Report the number of lines containing "everyone", with no other words.

[Stored records]
━━━

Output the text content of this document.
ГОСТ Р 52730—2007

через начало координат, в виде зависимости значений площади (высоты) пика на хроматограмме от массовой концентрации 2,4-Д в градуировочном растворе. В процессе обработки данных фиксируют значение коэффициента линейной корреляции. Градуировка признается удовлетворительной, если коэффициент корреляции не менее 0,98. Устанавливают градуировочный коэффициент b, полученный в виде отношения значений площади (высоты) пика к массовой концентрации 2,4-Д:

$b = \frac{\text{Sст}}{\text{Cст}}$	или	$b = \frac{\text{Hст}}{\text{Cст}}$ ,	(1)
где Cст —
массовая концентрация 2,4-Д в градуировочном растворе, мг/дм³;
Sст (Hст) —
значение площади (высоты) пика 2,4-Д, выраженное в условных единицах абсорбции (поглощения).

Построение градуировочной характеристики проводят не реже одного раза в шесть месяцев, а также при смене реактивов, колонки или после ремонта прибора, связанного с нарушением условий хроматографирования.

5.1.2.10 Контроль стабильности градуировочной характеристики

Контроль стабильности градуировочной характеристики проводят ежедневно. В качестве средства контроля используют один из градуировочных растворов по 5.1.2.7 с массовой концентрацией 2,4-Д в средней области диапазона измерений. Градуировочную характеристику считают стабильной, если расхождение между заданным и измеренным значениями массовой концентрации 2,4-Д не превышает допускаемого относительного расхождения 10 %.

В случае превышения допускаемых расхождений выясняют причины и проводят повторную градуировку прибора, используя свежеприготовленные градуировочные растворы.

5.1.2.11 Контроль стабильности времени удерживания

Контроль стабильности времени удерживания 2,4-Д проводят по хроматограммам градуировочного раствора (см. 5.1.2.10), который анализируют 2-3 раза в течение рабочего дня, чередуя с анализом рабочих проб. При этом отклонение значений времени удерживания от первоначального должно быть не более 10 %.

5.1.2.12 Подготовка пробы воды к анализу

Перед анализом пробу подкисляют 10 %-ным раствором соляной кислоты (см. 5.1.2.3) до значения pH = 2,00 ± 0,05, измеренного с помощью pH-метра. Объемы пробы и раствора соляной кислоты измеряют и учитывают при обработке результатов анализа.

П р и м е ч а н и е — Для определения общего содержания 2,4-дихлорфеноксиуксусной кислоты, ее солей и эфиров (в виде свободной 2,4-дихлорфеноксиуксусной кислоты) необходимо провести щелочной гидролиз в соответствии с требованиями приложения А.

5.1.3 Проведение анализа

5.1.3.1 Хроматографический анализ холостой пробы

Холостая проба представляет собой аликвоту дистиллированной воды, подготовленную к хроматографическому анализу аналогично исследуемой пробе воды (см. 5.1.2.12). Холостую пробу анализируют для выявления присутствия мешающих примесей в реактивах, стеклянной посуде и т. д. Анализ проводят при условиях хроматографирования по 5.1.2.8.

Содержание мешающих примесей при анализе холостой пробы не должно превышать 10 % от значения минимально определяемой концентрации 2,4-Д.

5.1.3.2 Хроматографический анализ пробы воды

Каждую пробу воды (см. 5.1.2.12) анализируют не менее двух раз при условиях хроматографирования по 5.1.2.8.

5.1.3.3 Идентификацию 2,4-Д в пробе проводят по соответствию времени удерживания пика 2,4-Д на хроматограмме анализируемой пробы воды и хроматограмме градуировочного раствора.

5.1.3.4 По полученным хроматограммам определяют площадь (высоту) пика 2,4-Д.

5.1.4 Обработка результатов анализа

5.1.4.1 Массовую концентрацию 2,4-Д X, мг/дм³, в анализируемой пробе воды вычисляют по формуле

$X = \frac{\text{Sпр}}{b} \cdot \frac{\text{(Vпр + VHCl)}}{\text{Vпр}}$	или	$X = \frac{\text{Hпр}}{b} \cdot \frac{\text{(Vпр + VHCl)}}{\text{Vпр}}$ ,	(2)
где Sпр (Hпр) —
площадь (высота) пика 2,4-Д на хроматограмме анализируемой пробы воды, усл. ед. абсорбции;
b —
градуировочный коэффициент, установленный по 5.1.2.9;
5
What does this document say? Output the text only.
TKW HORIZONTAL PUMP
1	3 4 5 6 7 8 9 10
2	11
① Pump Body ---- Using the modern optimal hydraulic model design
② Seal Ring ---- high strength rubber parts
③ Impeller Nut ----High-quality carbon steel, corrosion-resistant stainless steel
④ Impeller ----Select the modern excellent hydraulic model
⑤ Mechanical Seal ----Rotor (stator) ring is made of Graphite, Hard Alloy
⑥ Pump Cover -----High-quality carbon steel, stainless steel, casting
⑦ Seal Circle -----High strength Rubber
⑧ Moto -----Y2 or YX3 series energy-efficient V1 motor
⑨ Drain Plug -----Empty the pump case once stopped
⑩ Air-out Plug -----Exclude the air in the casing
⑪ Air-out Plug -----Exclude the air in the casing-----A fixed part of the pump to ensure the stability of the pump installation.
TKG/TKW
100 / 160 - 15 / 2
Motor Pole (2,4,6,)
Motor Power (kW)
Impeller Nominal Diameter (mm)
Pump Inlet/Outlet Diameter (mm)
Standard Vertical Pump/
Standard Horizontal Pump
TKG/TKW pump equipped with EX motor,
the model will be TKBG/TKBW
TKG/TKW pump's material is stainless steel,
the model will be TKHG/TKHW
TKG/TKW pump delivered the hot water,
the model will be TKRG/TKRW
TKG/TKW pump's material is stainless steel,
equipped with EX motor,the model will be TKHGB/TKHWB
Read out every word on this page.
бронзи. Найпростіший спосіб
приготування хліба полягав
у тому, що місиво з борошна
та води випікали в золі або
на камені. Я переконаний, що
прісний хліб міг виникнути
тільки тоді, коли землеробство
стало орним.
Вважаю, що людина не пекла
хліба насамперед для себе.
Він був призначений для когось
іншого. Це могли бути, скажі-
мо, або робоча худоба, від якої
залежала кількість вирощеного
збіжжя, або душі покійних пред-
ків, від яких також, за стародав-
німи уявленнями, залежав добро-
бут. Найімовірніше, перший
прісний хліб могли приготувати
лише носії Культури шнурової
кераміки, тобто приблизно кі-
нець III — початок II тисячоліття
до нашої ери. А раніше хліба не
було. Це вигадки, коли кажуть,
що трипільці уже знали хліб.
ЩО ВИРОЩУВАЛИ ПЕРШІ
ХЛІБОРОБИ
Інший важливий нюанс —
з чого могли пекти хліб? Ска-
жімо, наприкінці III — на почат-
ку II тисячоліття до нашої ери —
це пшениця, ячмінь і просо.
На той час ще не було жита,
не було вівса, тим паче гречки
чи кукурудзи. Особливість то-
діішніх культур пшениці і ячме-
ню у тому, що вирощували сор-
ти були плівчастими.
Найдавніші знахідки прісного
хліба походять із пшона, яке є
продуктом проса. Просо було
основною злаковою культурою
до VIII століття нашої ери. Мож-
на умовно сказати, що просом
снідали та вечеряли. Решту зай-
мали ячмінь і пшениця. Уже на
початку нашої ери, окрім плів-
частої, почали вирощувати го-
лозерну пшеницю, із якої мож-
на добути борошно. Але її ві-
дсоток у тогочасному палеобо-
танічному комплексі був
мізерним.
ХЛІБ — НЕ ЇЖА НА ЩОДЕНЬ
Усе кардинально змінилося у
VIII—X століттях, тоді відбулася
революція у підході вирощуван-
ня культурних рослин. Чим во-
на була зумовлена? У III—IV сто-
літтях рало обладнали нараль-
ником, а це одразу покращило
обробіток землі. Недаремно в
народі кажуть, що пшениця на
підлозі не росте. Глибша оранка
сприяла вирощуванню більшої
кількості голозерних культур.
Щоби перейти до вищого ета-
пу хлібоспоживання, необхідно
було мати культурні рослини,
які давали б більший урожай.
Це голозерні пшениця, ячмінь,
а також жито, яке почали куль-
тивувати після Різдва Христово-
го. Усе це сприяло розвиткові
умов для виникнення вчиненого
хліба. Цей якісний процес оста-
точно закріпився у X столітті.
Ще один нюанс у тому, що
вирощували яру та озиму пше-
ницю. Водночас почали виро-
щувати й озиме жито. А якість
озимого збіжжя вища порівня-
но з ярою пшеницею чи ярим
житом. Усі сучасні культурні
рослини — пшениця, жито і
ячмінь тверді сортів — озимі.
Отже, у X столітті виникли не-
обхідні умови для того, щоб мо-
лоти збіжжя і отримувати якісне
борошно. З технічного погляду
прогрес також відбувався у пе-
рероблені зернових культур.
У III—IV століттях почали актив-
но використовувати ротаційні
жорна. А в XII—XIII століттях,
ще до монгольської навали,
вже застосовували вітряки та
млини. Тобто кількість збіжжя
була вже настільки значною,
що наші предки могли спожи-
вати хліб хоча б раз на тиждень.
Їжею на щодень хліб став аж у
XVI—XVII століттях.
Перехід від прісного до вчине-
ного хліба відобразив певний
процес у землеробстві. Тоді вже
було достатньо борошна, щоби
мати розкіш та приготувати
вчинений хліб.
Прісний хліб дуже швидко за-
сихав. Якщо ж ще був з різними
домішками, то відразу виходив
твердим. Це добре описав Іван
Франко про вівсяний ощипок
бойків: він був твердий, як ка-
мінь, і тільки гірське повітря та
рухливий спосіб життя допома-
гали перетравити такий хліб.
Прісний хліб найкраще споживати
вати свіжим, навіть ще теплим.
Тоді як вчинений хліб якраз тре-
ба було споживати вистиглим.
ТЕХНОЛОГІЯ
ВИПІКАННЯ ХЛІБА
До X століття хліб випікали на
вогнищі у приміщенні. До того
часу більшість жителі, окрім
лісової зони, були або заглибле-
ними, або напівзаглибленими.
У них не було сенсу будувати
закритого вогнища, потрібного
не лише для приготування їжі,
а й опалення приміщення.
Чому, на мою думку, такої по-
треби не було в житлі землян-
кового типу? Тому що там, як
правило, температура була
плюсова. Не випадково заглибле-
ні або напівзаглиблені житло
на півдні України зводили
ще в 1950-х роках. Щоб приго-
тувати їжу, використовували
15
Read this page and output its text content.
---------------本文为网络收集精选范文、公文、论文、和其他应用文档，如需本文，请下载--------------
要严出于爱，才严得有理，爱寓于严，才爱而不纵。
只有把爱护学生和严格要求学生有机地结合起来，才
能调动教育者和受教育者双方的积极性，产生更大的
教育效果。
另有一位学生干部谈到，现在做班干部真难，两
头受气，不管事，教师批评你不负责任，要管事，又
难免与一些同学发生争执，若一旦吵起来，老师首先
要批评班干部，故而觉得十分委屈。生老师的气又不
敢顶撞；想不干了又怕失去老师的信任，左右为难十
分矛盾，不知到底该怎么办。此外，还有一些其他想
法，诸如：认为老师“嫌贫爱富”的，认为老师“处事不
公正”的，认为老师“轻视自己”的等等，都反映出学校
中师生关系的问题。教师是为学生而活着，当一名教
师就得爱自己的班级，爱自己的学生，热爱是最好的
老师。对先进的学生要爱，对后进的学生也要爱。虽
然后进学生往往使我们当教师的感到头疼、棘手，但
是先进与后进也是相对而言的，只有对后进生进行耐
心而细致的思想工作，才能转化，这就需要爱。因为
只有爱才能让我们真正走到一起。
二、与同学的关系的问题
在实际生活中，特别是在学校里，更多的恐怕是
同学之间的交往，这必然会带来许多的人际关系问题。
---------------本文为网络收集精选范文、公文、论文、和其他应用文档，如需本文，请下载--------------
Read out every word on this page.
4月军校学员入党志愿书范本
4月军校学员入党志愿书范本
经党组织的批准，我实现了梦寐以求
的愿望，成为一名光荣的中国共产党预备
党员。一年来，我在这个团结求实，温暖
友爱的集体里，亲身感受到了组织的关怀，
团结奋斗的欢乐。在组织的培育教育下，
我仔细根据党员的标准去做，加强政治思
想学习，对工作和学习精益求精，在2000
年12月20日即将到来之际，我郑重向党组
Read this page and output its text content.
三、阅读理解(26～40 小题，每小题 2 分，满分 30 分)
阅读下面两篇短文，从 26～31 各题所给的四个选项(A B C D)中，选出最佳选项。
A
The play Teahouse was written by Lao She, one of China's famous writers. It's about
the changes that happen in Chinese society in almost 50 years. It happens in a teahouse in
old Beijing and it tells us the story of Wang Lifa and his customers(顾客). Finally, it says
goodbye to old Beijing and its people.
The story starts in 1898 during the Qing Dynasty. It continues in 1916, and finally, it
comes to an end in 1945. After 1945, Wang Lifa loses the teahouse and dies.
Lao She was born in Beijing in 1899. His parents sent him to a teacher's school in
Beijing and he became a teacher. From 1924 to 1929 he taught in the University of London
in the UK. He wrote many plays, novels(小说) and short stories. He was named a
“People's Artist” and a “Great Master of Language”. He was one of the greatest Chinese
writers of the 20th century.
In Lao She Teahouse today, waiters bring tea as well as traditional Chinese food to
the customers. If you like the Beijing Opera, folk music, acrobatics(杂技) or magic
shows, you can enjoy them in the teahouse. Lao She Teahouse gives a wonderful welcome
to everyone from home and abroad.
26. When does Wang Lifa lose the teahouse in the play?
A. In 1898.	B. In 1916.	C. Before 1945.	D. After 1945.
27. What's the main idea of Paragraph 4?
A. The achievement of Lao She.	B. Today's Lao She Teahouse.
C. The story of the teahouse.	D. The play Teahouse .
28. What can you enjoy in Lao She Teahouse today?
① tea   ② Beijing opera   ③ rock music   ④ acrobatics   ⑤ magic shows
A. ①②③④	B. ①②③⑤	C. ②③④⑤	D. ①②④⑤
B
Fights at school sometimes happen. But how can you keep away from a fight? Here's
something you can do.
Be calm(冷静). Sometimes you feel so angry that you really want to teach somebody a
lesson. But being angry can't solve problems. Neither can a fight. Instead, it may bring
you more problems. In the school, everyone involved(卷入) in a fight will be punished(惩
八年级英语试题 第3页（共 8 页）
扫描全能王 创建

━━━

__Exercise result__. 2